• **AIM**
Write out only the lines from the line containing "Extract all readable text from this page." to the end of the listing below, both included, exactly as they stand. Drop the pictures.

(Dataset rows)

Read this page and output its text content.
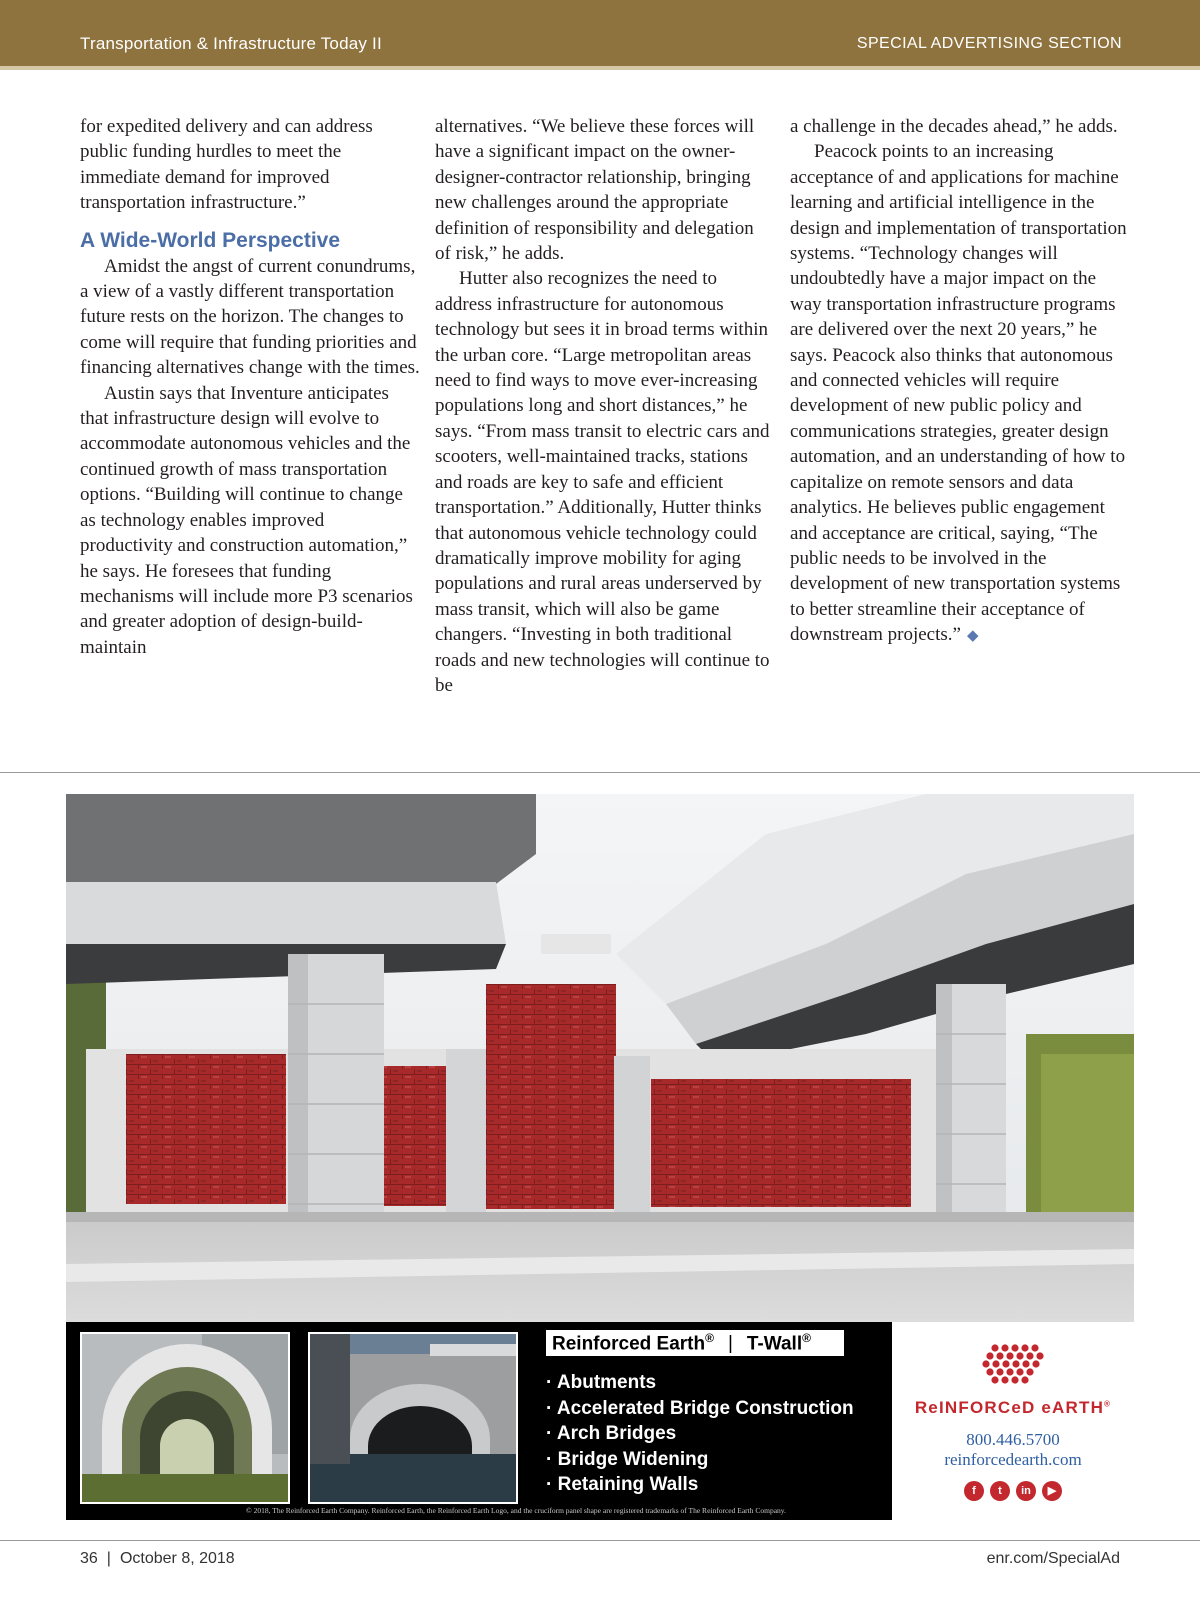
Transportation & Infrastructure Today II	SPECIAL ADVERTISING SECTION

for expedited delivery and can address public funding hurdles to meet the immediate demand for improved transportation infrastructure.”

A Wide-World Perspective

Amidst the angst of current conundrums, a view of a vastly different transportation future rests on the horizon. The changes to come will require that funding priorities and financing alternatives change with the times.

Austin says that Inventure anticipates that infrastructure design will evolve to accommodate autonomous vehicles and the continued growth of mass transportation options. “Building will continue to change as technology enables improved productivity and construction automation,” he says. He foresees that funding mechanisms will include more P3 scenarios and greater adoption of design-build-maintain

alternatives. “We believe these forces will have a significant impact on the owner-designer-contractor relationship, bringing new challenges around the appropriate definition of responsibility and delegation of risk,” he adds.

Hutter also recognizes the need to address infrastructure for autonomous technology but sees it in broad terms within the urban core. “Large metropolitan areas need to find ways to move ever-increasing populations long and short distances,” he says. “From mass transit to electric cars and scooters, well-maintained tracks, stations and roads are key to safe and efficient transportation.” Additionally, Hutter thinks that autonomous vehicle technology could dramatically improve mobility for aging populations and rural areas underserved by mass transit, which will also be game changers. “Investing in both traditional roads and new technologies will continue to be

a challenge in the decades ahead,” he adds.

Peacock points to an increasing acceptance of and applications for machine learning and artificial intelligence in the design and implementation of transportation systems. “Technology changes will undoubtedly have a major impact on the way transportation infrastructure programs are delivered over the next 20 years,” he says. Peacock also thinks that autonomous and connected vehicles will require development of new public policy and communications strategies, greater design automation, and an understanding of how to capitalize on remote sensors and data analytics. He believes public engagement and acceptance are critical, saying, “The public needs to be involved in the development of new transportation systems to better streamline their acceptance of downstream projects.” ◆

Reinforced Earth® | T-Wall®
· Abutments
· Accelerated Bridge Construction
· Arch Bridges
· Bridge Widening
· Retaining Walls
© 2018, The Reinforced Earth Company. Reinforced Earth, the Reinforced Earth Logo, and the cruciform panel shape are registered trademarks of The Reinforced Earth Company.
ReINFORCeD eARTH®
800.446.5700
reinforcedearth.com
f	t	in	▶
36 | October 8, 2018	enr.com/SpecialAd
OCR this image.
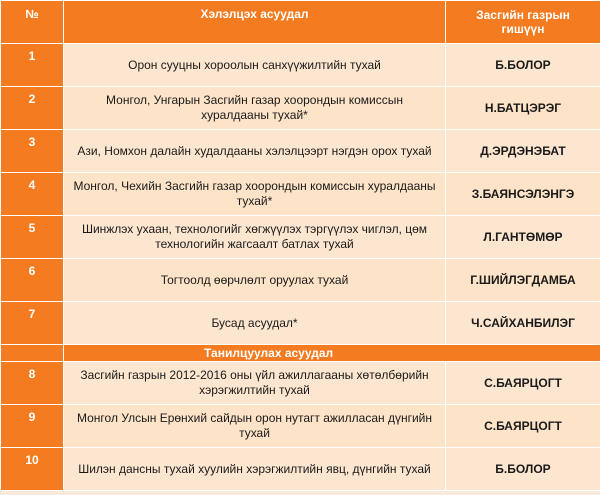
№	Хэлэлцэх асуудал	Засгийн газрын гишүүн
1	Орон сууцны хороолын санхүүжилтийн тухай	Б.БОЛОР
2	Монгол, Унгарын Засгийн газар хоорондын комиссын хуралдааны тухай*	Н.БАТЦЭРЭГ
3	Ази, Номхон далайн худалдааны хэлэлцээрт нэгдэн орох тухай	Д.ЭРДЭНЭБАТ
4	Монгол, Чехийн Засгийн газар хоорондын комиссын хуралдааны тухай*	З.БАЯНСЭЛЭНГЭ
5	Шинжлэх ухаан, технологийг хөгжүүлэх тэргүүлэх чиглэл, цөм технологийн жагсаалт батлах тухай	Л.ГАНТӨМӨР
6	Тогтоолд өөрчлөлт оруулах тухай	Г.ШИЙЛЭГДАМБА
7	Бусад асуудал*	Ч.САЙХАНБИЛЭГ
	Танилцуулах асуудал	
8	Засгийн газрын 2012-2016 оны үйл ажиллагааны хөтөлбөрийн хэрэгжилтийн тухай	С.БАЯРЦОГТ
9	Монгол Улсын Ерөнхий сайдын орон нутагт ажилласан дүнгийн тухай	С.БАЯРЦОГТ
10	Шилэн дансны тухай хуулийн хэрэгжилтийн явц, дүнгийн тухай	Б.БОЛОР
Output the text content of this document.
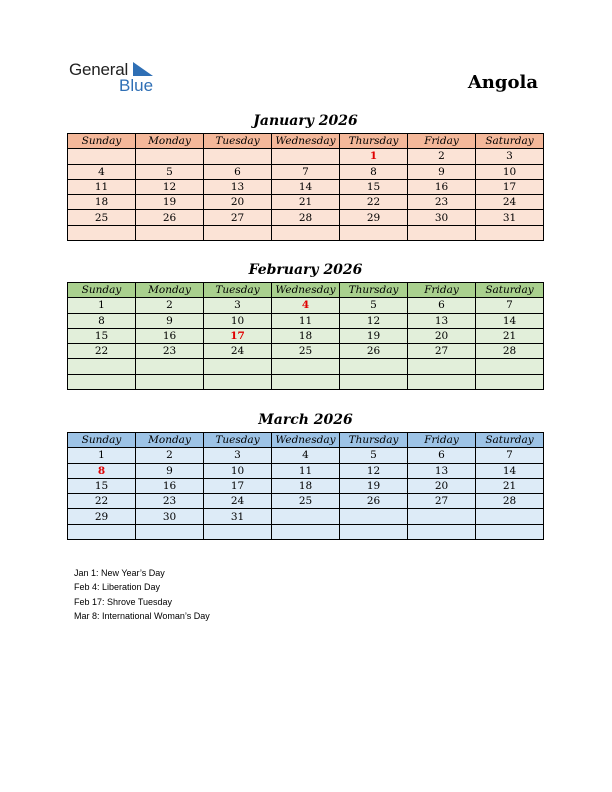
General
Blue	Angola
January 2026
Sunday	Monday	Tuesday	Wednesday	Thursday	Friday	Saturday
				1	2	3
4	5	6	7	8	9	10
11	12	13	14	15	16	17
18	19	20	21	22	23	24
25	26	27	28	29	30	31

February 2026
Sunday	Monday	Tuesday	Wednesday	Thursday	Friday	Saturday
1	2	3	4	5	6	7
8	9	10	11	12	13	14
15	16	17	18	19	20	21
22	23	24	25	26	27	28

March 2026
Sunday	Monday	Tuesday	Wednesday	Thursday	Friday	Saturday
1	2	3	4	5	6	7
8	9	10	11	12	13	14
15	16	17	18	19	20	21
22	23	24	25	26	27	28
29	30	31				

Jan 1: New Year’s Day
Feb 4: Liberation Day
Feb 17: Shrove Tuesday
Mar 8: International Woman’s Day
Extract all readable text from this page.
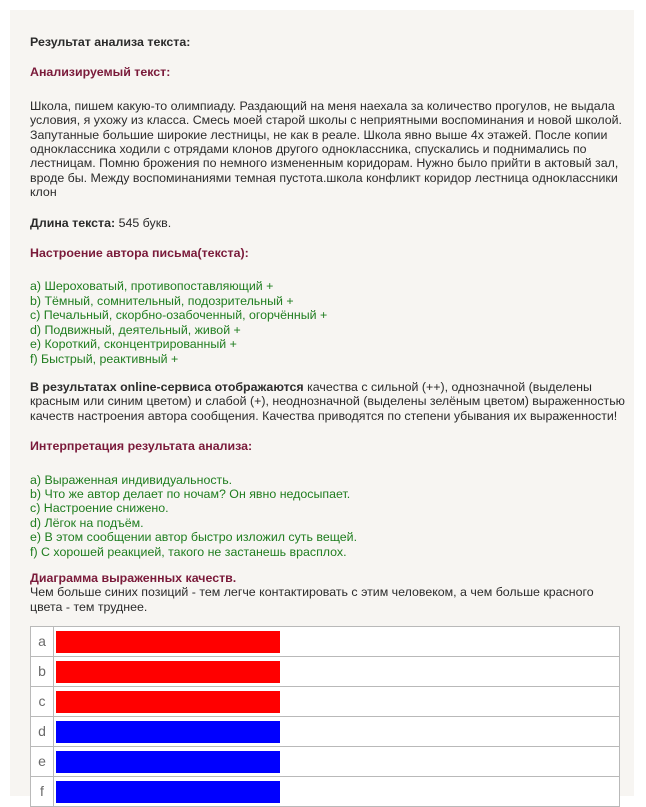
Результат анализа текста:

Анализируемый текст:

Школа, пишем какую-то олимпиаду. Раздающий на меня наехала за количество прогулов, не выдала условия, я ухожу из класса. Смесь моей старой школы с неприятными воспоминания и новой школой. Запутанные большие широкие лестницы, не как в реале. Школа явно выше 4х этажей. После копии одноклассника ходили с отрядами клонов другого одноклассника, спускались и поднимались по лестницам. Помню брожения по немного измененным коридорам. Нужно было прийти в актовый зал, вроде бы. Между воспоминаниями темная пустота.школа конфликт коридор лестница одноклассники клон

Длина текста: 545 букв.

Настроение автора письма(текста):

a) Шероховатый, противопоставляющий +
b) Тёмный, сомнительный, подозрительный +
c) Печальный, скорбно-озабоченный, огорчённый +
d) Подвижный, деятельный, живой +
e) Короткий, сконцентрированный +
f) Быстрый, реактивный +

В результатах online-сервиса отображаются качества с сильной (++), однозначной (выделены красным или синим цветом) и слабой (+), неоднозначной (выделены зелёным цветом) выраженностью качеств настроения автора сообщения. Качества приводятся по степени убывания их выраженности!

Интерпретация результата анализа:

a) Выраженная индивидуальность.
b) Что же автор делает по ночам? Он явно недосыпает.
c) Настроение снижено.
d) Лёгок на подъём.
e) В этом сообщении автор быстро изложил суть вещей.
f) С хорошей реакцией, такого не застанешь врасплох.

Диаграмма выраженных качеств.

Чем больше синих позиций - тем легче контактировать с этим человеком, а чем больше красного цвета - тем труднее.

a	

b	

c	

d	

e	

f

• **TASK ANSWER**
Extract all readable text from this page.
Результат анализа текста:

Анализируемый текст:

Школа, пишем какую-то олимпиаду. Раздающий на меня наехала за количество прогулов, не выдала условия, я ухожу из класса. Смесь моей старой школы с неприятными воспоминания и новой школой. Запутанные большие широкие лестницы, не как в реале. Школа явно выше 4х этажей. После копии одноклассника ходили с отрядами клонов другого одноклассника, спускались и поднимались по лестницам. Помню брожения по немного измененным коридорам. Нужно было прийти в актовый зал, вроде бы. Между воспоминаниями темная пустота.школа конфликт коридор лестница одноклассники клон

Длина текста: 545 букв.

Настроение автора письма(текста):

a) Шероховатый, противопоставляющий +
b) Тёмный, сомнительный, подозрительный +
c) Печальный, скорбно-озабоченный, огорчённый +
d) Подвижный, деятельный, живой +
e) Короткий, сконцентрированный +
f) Быстрый, реактивный +

В результатах online-сервиса отображаются качества с сильной (++), однозначной (выделены красным или синим цветом) и слабой (+), неоднозначной (выделены зелёным цветом) выраженностью качеств настроения автора сообщения. Качества приводятся по степени убывания их выраженности!

Интерпретация результата анализа:

a) Выраженная индивидуальность.
b) Что же автор делает по ночам? Он явно недосыпает.
c) Настроение снижено.
d) Лёгок на подъём.
e) В этом сообщении автор быстро изложил суть вещей.
f) С хорошей реакцией, такого не застанешь врасплох.

Диаграмма выраженных качеств.

Чем больше синих позиций - тем легче контактировать с этим человеком, а чем больше красного цвета - тем труднее.

a	

b	

c	

d	

e	

f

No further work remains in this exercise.